*DESCRIPTION OF THE TASK*
Copy each of the following rows word for word, with nothing changed.

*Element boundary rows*

* START *

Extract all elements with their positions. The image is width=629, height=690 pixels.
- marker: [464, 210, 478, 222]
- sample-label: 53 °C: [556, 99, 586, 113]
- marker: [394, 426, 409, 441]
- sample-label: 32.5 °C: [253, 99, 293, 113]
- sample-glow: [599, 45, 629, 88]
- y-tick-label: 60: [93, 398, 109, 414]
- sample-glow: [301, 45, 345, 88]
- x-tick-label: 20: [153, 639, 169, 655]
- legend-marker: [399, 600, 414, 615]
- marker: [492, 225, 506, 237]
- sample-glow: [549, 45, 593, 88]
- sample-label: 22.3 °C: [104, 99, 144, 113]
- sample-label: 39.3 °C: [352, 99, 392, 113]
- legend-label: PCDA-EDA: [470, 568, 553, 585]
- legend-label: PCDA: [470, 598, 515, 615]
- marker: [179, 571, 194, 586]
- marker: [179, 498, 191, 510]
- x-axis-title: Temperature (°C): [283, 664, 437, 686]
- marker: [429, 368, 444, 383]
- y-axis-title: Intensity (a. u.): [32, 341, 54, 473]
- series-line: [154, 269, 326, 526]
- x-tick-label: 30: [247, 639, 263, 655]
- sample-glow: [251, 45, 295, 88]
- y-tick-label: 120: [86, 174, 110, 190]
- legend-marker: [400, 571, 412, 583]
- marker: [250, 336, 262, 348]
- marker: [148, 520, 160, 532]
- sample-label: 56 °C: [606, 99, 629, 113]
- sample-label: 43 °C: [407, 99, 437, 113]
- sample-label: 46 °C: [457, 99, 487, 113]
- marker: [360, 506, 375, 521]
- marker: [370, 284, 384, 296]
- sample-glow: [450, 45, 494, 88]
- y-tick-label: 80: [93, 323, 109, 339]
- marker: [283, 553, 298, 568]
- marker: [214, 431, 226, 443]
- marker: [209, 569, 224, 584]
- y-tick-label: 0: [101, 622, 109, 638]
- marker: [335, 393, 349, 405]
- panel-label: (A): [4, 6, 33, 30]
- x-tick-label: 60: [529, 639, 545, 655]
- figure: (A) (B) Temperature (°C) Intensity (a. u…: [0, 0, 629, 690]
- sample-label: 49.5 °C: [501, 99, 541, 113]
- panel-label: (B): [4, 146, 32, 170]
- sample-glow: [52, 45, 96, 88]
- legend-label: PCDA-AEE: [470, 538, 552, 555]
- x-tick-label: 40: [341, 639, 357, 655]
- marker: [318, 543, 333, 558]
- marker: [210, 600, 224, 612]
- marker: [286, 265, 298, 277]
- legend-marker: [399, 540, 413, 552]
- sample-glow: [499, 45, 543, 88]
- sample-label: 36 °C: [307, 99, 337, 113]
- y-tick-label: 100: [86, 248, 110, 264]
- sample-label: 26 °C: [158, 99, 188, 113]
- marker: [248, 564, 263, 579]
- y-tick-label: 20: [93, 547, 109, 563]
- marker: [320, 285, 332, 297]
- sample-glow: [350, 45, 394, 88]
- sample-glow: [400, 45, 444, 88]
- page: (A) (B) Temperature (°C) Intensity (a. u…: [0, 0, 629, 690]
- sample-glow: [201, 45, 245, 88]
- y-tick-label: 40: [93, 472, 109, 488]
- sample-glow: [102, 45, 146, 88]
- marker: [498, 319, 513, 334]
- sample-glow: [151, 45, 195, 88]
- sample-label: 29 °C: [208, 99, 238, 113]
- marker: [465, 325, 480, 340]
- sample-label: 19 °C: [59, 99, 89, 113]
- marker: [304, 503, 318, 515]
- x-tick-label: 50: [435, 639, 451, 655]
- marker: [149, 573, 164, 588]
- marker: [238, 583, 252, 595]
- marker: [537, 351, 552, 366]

* END *

*ANSWER FOR THE TASK*
Extract all elements with their positions. The image is width=629, height=690 pixels.
- marker: [464, 210, 478, 222]
- sample-label: 53 °C: [556, 99, 586, 113]
- marker: [394, 426, 409, 441]
- sample-label: 32.5 °C: [253, 99, 293, 113]
- sample-glow: [599, 45, 629, 88]
- y-tick-label: 60: [93, 398, 109, 414]
- sample-glow: [301, 45, 345, 88]
- x-tick-label: 20: [153, 639, 169, 655]
- legend-marker: [399, 600, 414, 615]
- marker: [492, 225, 506, 237]
- sample-glow: [549, 45, 593, 88]
- sample-label: 22.3 °C: [104, 99, 144, 113]
- sample-label: 39.3 °C: [352, 99, 392, 113]
- legend-label: PCDA-EDA: [470, 568, 553, 585]
- legend-label: PCDA: [470, 598, 515, 615]
- marker: [179, 571, 194, 586]
- marker: [179, 498, 191, 510]
- x-axis-title: Temperature (°C): [283, 664, 437, 686]
- marker: [429, 368, 444, 383]
- y-axis-title: Intensity (a. u.): [32, 341, 54, 473]
- series-line: [154, 269, 326, 526]
- x-tick-label: 30: [247, 639, 263, 655]
- sample-glow: [251, 45, 295, 88]
- y-tick-label: 120: [86, 174, 110, 190]
- legend-marker: [400, 571, 412, 583]
- marker: [250, 336, 262, 348]
- marker: [148, 520, 160, 532]
- sample-label: 56 °C: [606, 99, 629, 113]
- sample-label: 43 °C: [407, 99, 437, 113]
- sample-label: 46 °C: [457, 99, 487, 113]
- marker: [360, 506, 375, 521]
- marker: [370, 284, 384, 296]
- sample-glow: [450, 45, 494, 88]
- y-tick-label: 80: [93, 323, 109, 339]
- marker: [283, 553, 298, 568]
- marker: [214, 431, 226, 443]
- marker: [209, 569, 224, 584]
- y-tick-label: 0: [101, 622, 109, 638]
- marker: [335, 393, 349, 405]
- panel-label: (A): [4, 6, 33, 30]
- x-tick-label: 60: [529, 639, 545, 655]
- figure: (A) (B) Temperature (°C) Intensity (a. u…: [0, 0, 629, 690]
- sample-label: 49.5 °C: [501, 99, 541, 113]
- panel-label: (B): [4, 146, 32, 170]
- sample-glow: [52, 45, 96, 88]
- legend-label: PCDA-AEE: [470, 538, 552, 555]
- x-tick-label: 40: [341, 639, 357, 655]
- marker: [318, 543, 333, 558]
- marker: [210, 600, 224, 612]
- marker: [286, 265, 298, 277]
- legend-marker: [399, 540, 413, 552]
- sample-glow: [499, 45, 543, 88]
- sample-label: 36 °C: [307, 99, 337, 113]
- y-tick-label: 100: [86, 248, 110, 264]
- sample-label: 26 °C: [158, 99, 188, 113]
- marker: [248, 564, 263, 579]
- y-tick-label: 20: [93, 547, 109, 563]
- marker: [320, 285, 332, 297]
- sample-glow: [350, 45, 394, 88]
- sample-glow: [400, 45, 444, 88]
- page: (A) (B) Temperature (°C) Intensity (a. u…: [0, 0, 629, 690]
- sample-glow: [201, 45, 245, 88]
- y-tick-label: 40: [93, 472, 109, 488]
- sample-glow: [102, 45, 146, 88]
- marker: [498, 319, 513, 334]
- sample-glow: [151, 45, 195, 88]
- sample-label: 29 °C: [208, 99, 238, 113]
- marker: [465, 325, 480, 340]
- sample-label: 19 °C: [59, 99, 89, 113]
- marker: [304, 503, 318, 515]
- x-tick-label: 50: [435, 639, 451, 655]
- marker: [149, 573, 164, 588]
- marker: [238, 583, 252, 595]
- marker: [537, 351, 552, 366]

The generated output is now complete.